• **PROBLEMS TO WORK ON**
1/ List every person named in the passage on ancient Greek tuning schemes.
2/ Pick up the passage on ancient Greek tuning schemes where it stops, and keep writing from its last sentence.

• **QUOTED PASSAGE**

# # #

According to Ptolemy (i. 13) the Pythagorean philosopher Archytas was the author of a new division of the tetrachord for each of the three genera. In it the natural Major Third (5: 4) was given for the large interval of the Enharmonic, in place of the Pythagorean ditone (81: 64); and the Diatonic was the same as the Middle Soft Diatonic of Ptolemy. But, as Westphal long ago pointed out (Harmonik und MelopÖie, p. 230, ed. 1863), this scheme is probably the work of the later Pythagorean school. It seems to be unknown to Plato and Aristoxenus,—the latter wrote a life of Archytas—and also to Euclid, as we have seen. The next scheme of musical ratios is that of Eratosthenes, who makes no use of the natural Major Third.

# # #

• **DATASET ENTRIES**
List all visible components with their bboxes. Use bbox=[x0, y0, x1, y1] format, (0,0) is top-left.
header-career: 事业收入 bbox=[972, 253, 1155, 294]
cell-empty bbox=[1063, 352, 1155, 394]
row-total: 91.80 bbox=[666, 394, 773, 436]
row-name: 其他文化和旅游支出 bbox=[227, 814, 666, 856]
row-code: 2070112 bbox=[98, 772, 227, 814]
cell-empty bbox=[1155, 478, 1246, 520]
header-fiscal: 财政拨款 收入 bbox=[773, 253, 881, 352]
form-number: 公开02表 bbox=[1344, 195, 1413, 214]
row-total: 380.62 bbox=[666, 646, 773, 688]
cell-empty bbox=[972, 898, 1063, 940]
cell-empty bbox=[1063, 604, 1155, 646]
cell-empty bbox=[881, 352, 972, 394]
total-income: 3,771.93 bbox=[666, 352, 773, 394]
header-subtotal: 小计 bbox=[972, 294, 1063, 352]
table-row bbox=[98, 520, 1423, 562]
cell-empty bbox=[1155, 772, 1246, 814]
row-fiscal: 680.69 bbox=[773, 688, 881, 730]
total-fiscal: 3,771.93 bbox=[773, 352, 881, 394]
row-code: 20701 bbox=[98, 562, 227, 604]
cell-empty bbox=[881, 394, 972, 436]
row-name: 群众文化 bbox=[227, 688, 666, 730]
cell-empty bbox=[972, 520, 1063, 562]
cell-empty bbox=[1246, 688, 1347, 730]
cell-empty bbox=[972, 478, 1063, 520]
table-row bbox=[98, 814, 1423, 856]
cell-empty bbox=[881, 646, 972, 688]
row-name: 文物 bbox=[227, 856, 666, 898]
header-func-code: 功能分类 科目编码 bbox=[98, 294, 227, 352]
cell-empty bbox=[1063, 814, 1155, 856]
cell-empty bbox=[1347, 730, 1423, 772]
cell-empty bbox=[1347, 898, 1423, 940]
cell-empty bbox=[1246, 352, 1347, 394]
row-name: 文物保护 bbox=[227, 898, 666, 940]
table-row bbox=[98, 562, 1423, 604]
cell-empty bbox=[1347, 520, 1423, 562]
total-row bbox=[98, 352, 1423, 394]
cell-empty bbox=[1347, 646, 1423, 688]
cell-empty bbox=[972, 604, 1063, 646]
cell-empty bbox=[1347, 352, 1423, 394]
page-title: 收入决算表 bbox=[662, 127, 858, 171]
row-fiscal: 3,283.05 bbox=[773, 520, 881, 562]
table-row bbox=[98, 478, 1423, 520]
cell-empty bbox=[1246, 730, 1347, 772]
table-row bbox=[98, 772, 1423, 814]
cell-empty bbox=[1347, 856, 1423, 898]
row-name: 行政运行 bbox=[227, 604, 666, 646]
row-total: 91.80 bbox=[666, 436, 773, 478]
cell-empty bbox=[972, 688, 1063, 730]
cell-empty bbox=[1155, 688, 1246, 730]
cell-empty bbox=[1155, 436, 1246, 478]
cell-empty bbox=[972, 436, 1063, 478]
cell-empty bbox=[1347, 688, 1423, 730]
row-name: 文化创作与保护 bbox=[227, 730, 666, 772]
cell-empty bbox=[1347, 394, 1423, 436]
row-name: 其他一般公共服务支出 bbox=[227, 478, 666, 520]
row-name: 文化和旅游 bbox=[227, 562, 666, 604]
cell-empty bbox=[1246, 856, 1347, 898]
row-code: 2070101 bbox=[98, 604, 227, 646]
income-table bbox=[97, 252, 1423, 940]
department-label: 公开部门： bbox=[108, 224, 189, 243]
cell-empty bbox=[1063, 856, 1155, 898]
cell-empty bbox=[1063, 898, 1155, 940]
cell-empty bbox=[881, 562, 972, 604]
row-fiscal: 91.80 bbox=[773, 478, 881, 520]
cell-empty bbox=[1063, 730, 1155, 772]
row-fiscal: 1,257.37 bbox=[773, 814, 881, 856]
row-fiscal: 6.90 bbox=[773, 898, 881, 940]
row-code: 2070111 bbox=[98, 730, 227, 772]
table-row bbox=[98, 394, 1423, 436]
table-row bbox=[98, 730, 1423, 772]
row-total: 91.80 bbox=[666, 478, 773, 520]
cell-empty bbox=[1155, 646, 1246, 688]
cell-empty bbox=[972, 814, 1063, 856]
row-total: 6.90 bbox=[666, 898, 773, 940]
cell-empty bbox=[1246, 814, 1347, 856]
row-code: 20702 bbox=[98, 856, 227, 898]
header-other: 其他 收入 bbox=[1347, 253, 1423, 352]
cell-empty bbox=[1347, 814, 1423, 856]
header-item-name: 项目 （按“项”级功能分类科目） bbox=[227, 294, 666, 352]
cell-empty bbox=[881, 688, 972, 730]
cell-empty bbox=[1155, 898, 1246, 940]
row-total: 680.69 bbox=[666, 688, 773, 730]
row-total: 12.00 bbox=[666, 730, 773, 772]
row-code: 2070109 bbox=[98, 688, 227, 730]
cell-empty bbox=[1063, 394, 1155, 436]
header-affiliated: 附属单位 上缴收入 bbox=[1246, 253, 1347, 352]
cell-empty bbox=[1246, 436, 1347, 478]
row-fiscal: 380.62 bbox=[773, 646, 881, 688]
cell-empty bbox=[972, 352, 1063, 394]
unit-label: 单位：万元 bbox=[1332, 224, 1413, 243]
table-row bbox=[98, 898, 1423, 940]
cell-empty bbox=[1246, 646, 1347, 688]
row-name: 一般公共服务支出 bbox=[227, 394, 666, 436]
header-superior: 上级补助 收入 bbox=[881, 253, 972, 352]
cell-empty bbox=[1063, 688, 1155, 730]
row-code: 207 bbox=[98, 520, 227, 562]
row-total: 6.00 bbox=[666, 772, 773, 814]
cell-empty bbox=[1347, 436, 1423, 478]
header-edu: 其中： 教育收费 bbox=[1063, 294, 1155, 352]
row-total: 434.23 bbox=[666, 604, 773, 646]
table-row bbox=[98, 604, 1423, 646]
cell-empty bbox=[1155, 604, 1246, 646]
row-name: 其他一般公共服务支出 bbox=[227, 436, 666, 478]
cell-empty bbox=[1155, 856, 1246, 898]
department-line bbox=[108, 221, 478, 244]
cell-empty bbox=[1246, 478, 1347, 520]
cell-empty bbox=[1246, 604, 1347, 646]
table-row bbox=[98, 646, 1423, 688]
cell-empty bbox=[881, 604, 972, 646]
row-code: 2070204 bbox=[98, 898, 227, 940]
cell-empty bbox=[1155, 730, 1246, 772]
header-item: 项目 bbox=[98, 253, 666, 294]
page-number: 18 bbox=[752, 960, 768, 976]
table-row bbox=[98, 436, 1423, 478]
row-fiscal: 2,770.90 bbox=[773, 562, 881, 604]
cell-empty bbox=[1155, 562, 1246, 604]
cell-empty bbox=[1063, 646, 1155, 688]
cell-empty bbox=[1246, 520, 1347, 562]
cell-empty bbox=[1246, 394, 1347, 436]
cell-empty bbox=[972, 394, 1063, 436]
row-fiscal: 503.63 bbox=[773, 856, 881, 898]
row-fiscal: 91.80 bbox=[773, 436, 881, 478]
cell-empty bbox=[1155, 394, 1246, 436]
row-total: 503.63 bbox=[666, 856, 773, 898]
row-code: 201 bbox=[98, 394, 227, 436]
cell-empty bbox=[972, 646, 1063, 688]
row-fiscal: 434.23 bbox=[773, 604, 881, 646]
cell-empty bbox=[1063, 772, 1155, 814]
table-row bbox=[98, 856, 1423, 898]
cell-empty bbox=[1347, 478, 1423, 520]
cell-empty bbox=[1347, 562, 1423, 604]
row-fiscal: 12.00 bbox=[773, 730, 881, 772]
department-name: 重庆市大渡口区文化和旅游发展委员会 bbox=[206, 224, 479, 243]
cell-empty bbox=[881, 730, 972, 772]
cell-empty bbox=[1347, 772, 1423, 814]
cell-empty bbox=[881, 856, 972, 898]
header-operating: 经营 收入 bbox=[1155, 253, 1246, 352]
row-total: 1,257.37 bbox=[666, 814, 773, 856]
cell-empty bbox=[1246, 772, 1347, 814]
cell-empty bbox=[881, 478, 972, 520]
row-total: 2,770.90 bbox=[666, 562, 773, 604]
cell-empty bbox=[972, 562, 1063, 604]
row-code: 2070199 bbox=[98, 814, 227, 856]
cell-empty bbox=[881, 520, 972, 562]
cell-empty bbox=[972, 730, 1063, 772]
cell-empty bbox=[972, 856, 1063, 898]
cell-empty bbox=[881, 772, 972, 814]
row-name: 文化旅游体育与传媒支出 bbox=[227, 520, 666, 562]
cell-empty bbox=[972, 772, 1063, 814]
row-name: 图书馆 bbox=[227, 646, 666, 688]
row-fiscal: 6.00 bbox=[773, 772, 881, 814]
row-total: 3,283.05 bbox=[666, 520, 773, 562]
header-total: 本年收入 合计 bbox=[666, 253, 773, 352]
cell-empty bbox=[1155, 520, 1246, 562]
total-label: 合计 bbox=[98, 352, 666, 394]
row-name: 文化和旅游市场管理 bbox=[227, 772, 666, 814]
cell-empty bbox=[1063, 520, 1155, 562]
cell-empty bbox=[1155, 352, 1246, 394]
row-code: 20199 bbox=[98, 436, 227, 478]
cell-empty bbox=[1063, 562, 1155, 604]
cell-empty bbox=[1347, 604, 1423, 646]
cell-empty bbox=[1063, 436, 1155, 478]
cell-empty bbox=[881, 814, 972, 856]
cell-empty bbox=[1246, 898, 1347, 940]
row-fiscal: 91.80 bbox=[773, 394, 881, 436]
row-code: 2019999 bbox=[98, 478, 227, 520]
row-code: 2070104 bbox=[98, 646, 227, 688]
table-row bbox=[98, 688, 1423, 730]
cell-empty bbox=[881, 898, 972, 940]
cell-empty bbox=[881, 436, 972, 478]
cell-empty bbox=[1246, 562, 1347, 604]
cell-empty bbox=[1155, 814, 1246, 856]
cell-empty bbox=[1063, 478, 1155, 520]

# # #

• **ANSWERS BY ITEM**
1/ Ptolemy, Archytas, Westphal, Plato, Aristoxenus, Euclid, Eratosthenes

2/
[63] The two schools distinguished by Plato seem to be those which were afterwards known as the harmonikoi or Aristoxeneans, and the mathÊmatikoi, who carried on the tradition of Pythagoras. The harmonikoi regarded a musical interval as a quantity which could be measured directly by the ear, without reference to the numerical ratio upon which it might be based. They practically adopted the system of equal temperament. The mathÊmatikoi sought for ratios, but by experiment 'among the consonances which are heard,' as Plato says. Hence they failed equally with those whose method never rose above the facts of sense.